> _WHAT YOU SHOULD DO_:
Go through the listing beneath this task and return every line that carries the string "molecules".

▼

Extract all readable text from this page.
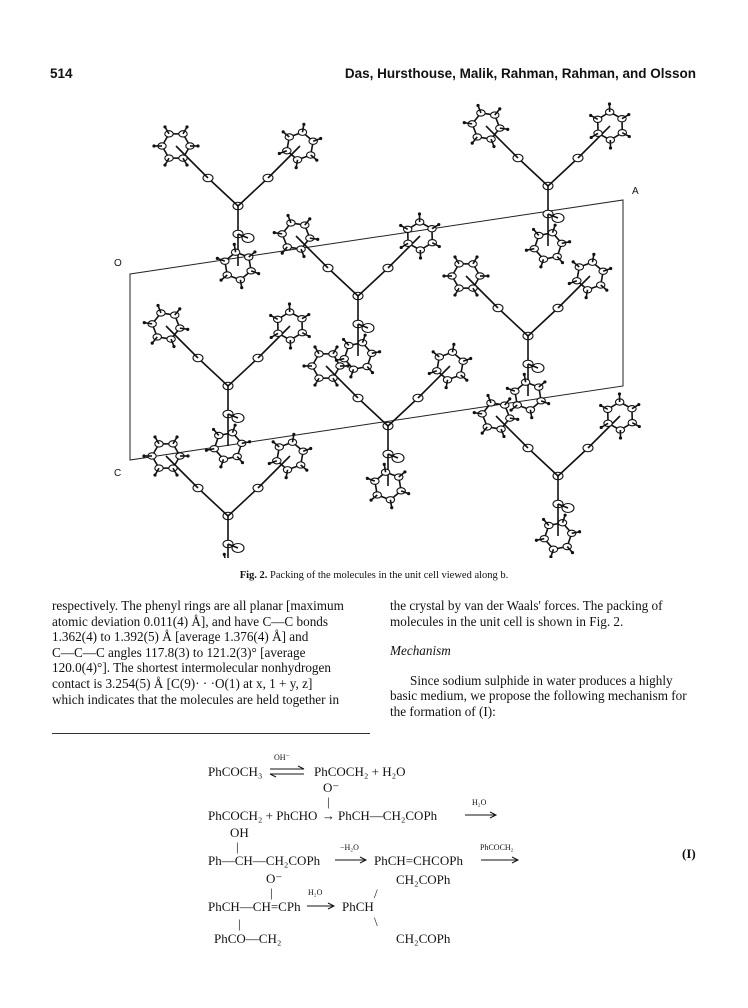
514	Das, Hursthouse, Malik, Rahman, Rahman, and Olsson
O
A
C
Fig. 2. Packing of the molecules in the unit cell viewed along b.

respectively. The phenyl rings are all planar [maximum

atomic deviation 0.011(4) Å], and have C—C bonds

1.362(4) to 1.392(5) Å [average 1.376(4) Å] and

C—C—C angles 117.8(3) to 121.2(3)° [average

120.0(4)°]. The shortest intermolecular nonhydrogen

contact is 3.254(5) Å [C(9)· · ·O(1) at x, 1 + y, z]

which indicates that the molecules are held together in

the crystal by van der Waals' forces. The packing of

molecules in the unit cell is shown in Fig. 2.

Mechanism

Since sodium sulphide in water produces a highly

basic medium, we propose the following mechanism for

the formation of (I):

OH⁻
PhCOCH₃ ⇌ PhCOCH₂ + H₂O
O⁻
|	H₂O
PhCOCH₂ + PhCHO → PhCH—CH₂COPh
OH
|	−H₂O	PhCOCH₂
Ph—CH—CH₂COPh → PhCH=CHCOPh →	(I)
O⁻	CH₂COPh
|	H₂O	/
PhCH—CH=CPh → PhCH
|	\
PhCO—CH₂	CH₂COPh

▲
▼

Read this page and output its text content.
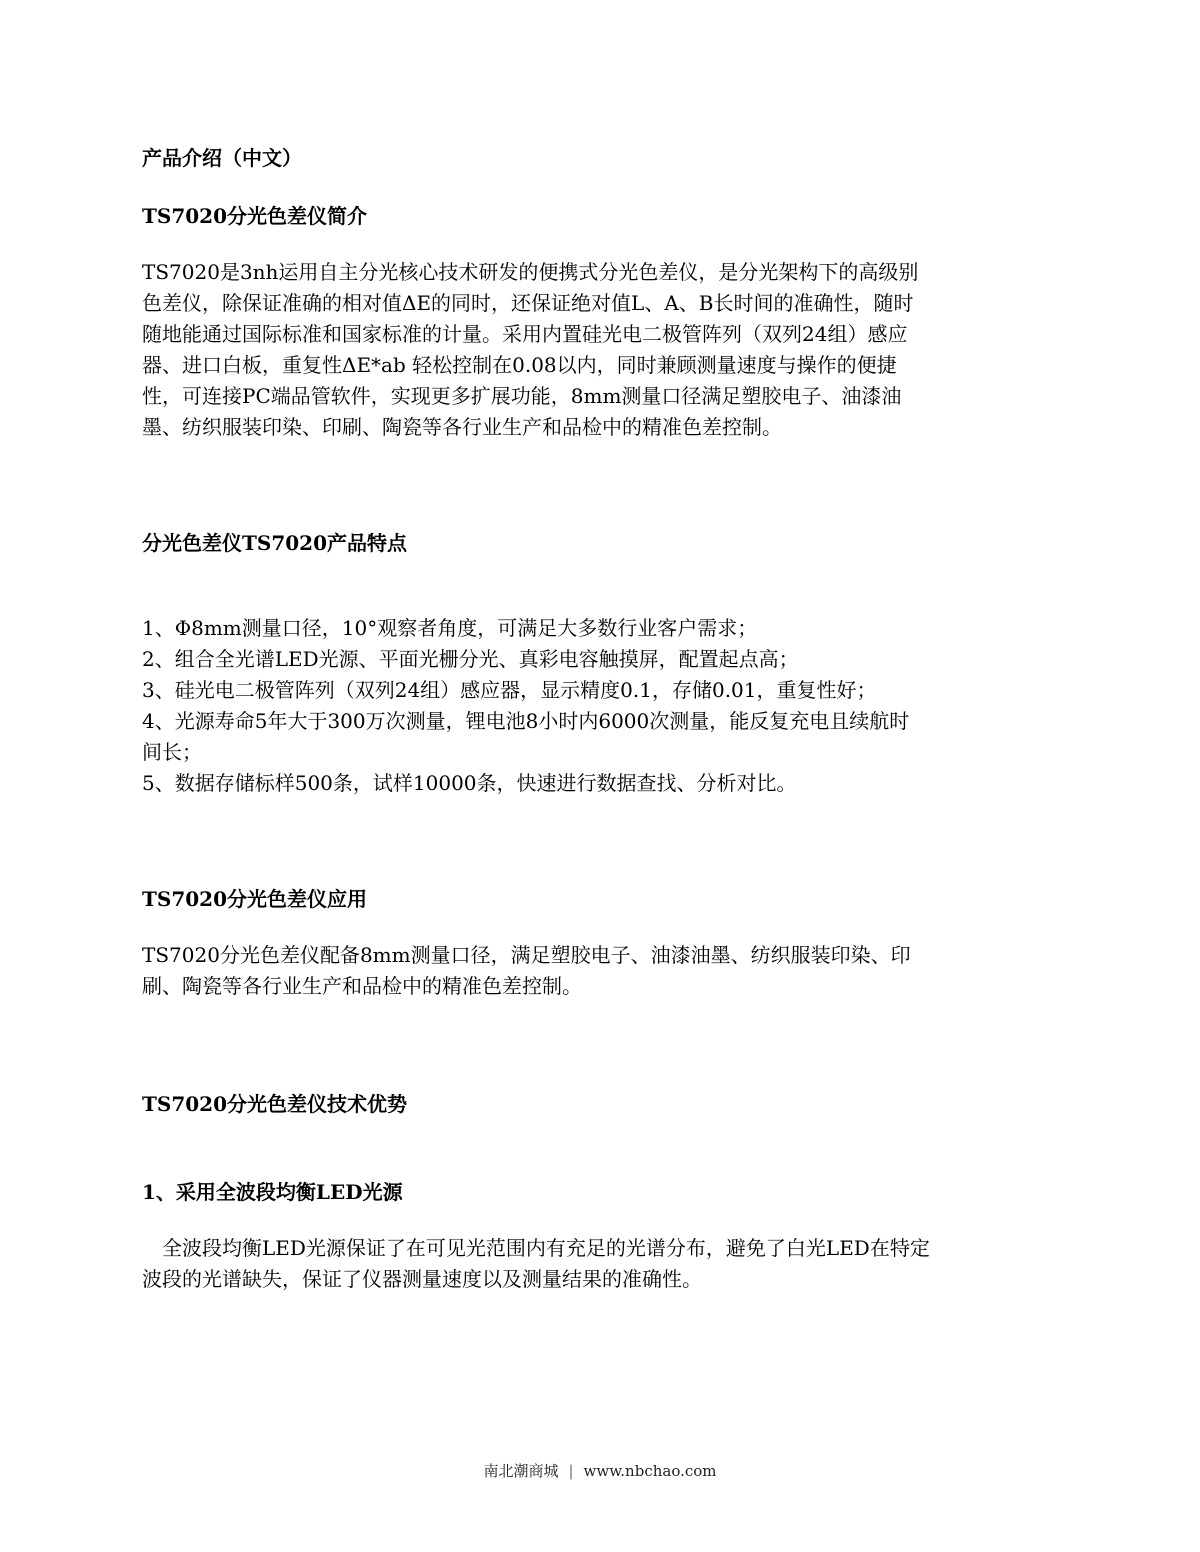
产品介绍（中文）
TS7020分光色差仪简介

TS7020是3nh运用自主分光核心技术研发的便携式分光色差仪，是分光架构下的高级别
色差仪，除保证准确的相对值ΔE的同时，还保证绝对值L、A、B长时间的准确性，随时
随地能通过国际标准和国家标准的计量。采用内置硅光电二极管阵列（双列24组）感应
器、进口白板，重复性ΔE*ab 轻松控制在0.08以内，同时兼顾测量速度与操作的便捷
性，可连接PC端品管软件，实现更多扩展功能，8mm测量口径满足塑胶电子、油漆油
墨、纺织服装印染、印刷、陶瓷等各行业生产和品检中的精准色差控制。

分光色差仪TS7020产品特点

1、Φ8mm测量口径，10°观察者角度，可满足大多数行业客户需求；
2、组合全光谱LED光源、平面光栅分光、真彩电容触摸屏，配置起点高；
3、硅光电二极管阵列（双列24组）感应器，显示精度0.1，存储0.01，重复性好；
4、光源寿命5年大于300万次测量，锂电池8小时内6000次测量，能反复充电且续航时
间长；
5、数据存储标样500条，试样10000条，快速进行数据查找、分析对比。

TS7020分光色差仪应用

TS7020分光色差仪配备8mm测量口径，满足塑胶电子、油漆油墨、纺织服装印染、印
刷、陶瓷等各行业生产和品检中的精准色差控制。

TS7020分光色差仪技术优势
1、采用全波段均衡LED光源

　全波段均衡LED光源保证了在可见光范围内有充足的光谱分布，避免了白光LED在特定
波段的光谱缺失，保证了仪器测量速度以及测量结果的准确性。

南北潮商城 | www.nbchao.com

▲

> _PROBLEM SOLUTION_:
Fig. 2. Packing of the molecules in the unit cell viewed along b.
which indicates that the molecules are held together in
molecules in the unit cell is shown in Fig. 2.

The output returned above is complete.